Provided entries.
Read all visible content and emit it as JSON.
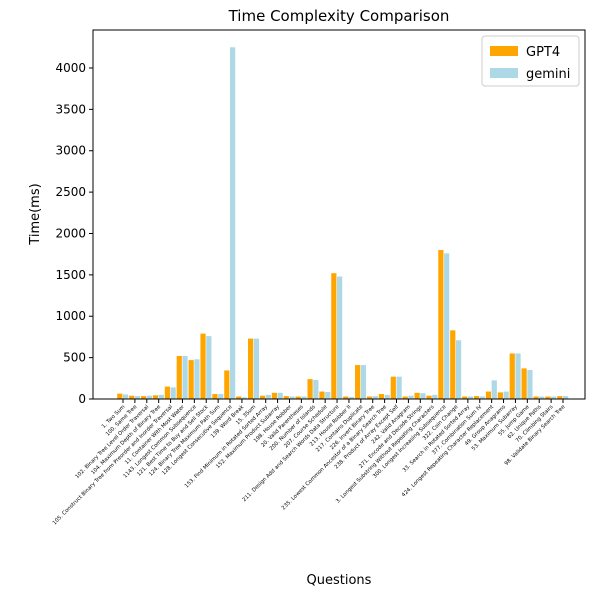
{
  "chart_data": {
    "type": "bar",
    "title": "Time Complexity Comparison",
    "x_label": "Questions",
    "y_label": "Time(ms)",
    "categories": [
      "1. Two Sum",
      "100. Same Tree",
      "102. Binary Tree Level Order Traversal",
      "104. Maximum Depth of Binary Tree",
      "105. Construct Binary Tree from Preorder and Inorder Traversal",
      "11. Container With Most Water",
      "1143. Longest Common Subsequence",
      "121. Best Time to Buy and Sell Stock",
      "124. Binary Tree Maximum Path Sum",
      "128. Longest Consecutive Sequence",
      "139. Word Break",
      "15. 3Sum",
      "153. Find Minimum in Rotated Sorted Array",
      "152. Maximum Product Subarray",
      "198. House Robber",
      "20. Valid Parentheses",
      "200. Number of Islands",
      "207. Course Schedule",
      "211. Design Add and Search Words Data Structure",
      "213. House Robber II",
      "217. Contains Duplicate",
      "226. Invert Binary Tree",
      "235. Lowest Common Ancestor of a Binary Search Tree",
      "238. Product of Array Except Self",
      "242. Valid Anagram",
      "271. Encode and Decode Strings",
      "3. Longest Substring Without Repeating Characters",
      "300. Longest Increasing Subsequence",
      "322. Coin Change",
      "33. Search in Rotated Sorted Array",
      "377. Combination Sum IV",
      "424. Longest Repeating Character Replacement",
      "49. Group Anagrams",
      "53. Maximum Subarray",
      "55. Jump Game",
      "62. Unique Paths",
      "70. Climbing Stairs",
      "98. Validate Binary Search Tree"
    ],
    "series": [
      {
        "name": "GPT4",
        "color": "#ffa500",
        "values": [
          65,
          40,
          35,
          45,
          150,
          520,
          470,
          790,
          60,
          345,
          30,
          730,
          40,
          75,
          35,
          30,
          240,
          90,
          1520,
          30,
          410,
          30,
          60,
          270,
          30,
          75,
          40,
          1800,
          830,
          30,
          35,
          90,
          80,
          550,
          370,
          30,
          30,
          35
        ]
      },
      {
        "name": "gemini",
        "color": "#add8e6",
        "values": [
          55,
          35,
          40,
          50,
          140,
          520,
          480,
          760,
          60,
          4250,
          20,
          730,
          50,
          75,
          30,
          30,
          230,
          85,
          1480,
          25,
          410,
          35,
          50,
          270,
          40,
          70,
          50,
          1760,
          710,
          30,
          30,
          225,
          90,
          550,
          350,
          30,
          30,
          35
        ]
      }
    ],
    "ylim": [
      0,
      4459
    ],
    "yticks": [
      0,
      500,
      1000,
      1500,
      2000,
      2500,
      3000,
      3500,
      4000
    ],
    "legend": "upper right"
  }
}
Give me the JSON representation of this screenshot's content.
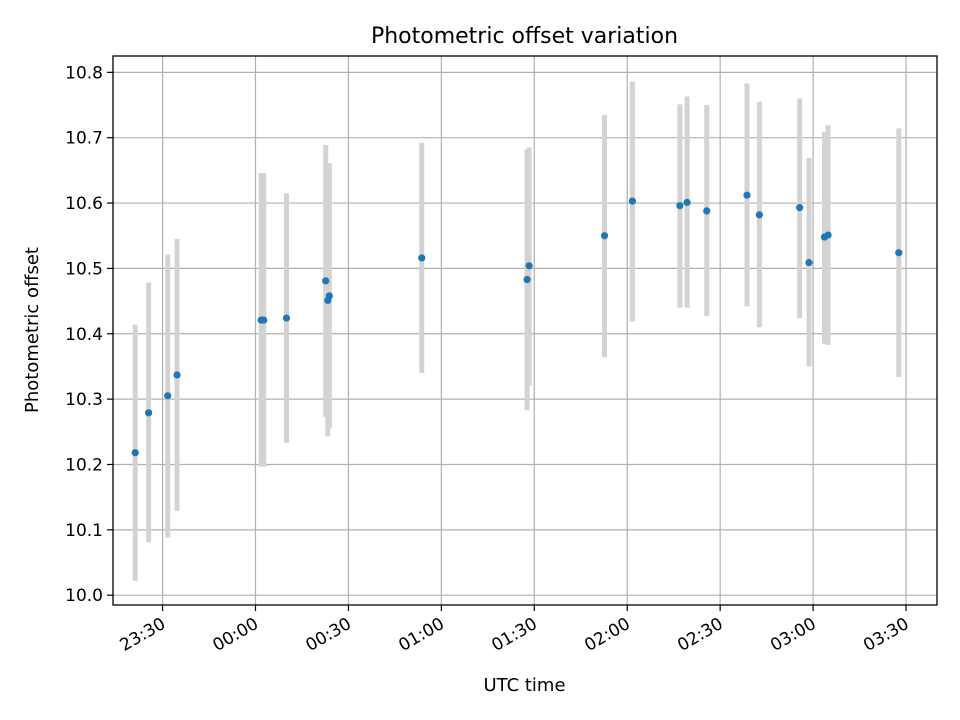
{
  "chart_data": {
    "type": "scatter",
    "title": "Photometric offset variation",
    "xlabel": "UTC time",
    "ylabel": "Photometric offset",
    "x_type": "time",
    "xlim": [
      "23:14",
      "03:40"
    ],
    "ylim": [
      9.985,
      10.825
    ],
    "x_ticks": [
      "23:30",
      "00:00",
      "00:30",
      "01:00",
      "01:30",
      "02:00",
      "02:30",
      "03:00",
      "03:30"
    ],
    "y_ticks": [
      "10.0",
      "10.1",
      "10.2",
      "10.3",
      "10.4",
      "10.5",
      "10.6",
      "10.7",
      "10.8"
    ],
    "grid": true,
    "legend": "none",
    "colors": {
      "point": "#1f77b4",
      "errorbar": "#d3d3d3",
      "grid": "#b0b0b0"
    },
    "series": [
      {
        "points": [
          {
            "x": "23:21:10",
            "y": 10.218,
            "ylow": 10.022,
            "yhigh": 10.414
          },
          {
            "x": "23:25:30",
            "y": 10.279,
            "ylow": 10.081,
            "yhigh": 10.478
          },
          {
            "x": "23:31:40",
            "y": 10.305,
            "ylow": 10.088,
            "yhigh": 10.521
          },
          {
            "x": "23:34:40",
            "y": 10.337,
            "ylow": 10.129,
            "yhigh": 10.545
          },
          {
            "x": "00:01:50",
            "y": 10.421,
            "ylow": 10.197,
            "yhigh": 10.646
          },
          {
            "x": "00:02:40",
            "y": 10.421,
            "ylow": 10.197,
            "yhigh": 10.646
          },
          {
            "x": "00:10:00",
            "y": 10.424,
            "ylow": 10.233,
            "yhigh": 10.615
          },
          {
            "x": "00:22:40",
            "y": 10.481,
            "ylow": 10.273,
            "yhigh": 10.689
          },
          {
            "x": "00:23:20",
            "y": 10.451,
            "ylow": 10.243,
            "yhigh": 10.659
          },
          {
            "x": "00:23:50",
            "y": 10.458,
            "ylow": 10.255,
            "yhigh": 10.661
          },
          {
            "x": "00:53:40",
            "y": 10.516,
            "ylow": 10.34,
            "yhigh": 10.692
          },
          {
            "x": "01:27:40",
            "y": 10.483,
            "ylow": 10.283,
            "yhigh": 10.682
          },
          {
            "x": "01:28:20",
            "y": 10.504,
            "ylow": 10.321,
            "yhigh": 10.685
          },
          {
            "x": "01:52:40",
            "y": 10.55,
            "ylow": 10.364,
            "yhigh": 10.735
          },
          {
            "x": "02:01:40",
            "y": 10.603,
            "ylow": 10.419,
            "yhigh": 10.786
          },
          {
            "x": "02:17:00",
            "y": 10.596,
            "ylow": 10.44,
            "yhigh": 10.751
          },
          {
            "x": "02:19:20",
            "y": 10.601,
            "ylow": 10.44,
            "yhigh": 10.763
          },
          {
            "x": "02:25:40",
            "y": 10.588,
            "ylow": 10.427,
            "yhigh": 10.75
          },
          {
            "x": "02:38:40",
            "y": 10.612,
            "ylow": 10.442,
            "yhigh": 10.783
          },
          {
            "x": "02:42:40",
            "y": 10.582,
            "ylow": 10.41,
            "yhigh": 10.755
          },
          {
            "x": "02:55:40",
            "y": 10.593,
            "ylow": 10.424,
            "yhigh": 10.76
          },
          {
            "x": "02:58:40",
            "y": 10.509,
            "ylow": 10.35,
            "yhigh": 10.669
          },
          {
            "x": "03:03:40",
            "y": 10.548,
            "ylow": 10.385,
            "yhigh": 10.709
          },
          {
            "x": "03:04:50",
            "y": 10.551,
            "ylow": 10.383,
            "yhigh": 10.719
          },
          {
            "x": "03:27:40",
            "y": 10.524,
            "ylow": 10.334,
            "yhigh": 10.714
          }
        ]
      }
    ]
  }
}
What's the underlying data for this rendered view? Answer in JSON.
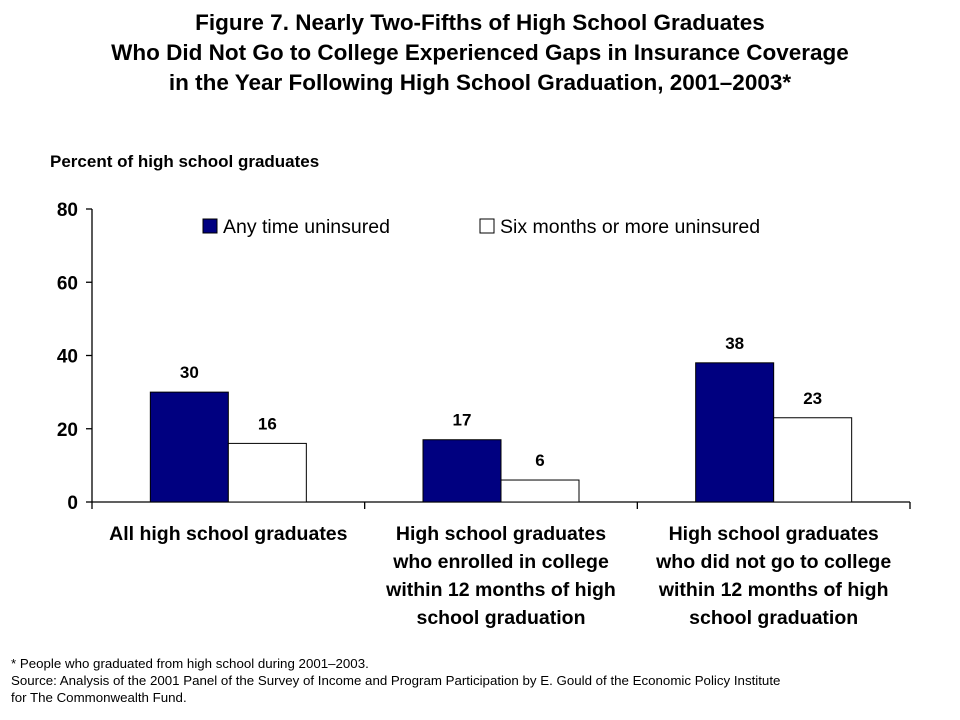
{
  "title_lines": [
    "Figure 7. Nearly Two-Fifths of High School Graduates",
    "Who Did Not Go to College Experienced Gaps in Insurance Coverage",
    "in the Year Following High School Graduation, 2001–2003*"
  ],
  "footnotes": [
    "* People who graduated from high school during 2001–2003.",
    "Source: Analysis of the 2001 Panel of the Survey of Income and Program Participation by E. Gould of the Economic Policy Institute",
    "for The Commonwealth Fund."
  ],
  "chart_data": {
    "type": "bar",
    "ylabel": "Percent of high school graduates",
    "ylim": [
      0,
      80
    ],
    "yticks": [
      0,
      20,
      40,
      60,
      80
    ],
    "grid": false,
    "legend_position": "top",
    "categories": [
      [
        "All high school graduates"
      ],
      [
        "High school graduates",
        "who enrolled in college",
        "within 12 months of high",
        "school graduation"
      ],
      [
        "High school graduates",
        "who did not go to college",
        "within 12 months of high",
        "school graduation"
      ]
    ],
    "series": [
      {
        "name": "Any time uninsured",
        "color": "#000080",
        "values": [
          30,
          17,
          38
        ]
      },
      {
        "name": "Six months or more uninsured",
        "color": "#ffffff",
        "values": [
          16,
          6,
          23
        ]
      }
    ]
  }
}
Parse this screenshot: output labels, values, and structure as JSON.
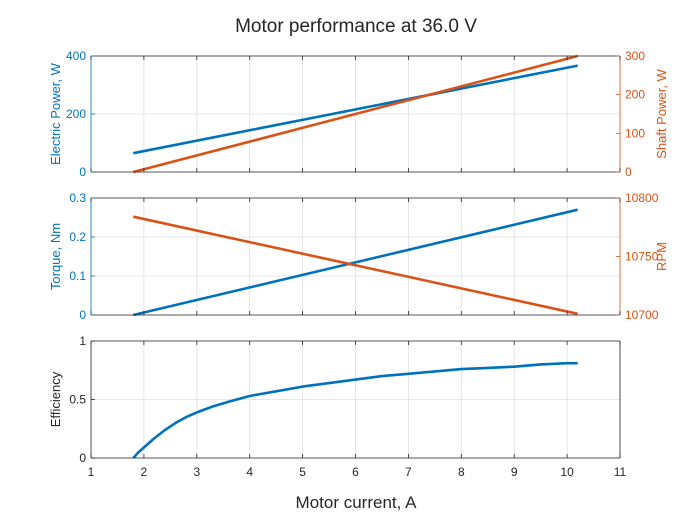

Given problem.
Reply with nothing except the number of lines in the listing above that include "House".

Task response.
2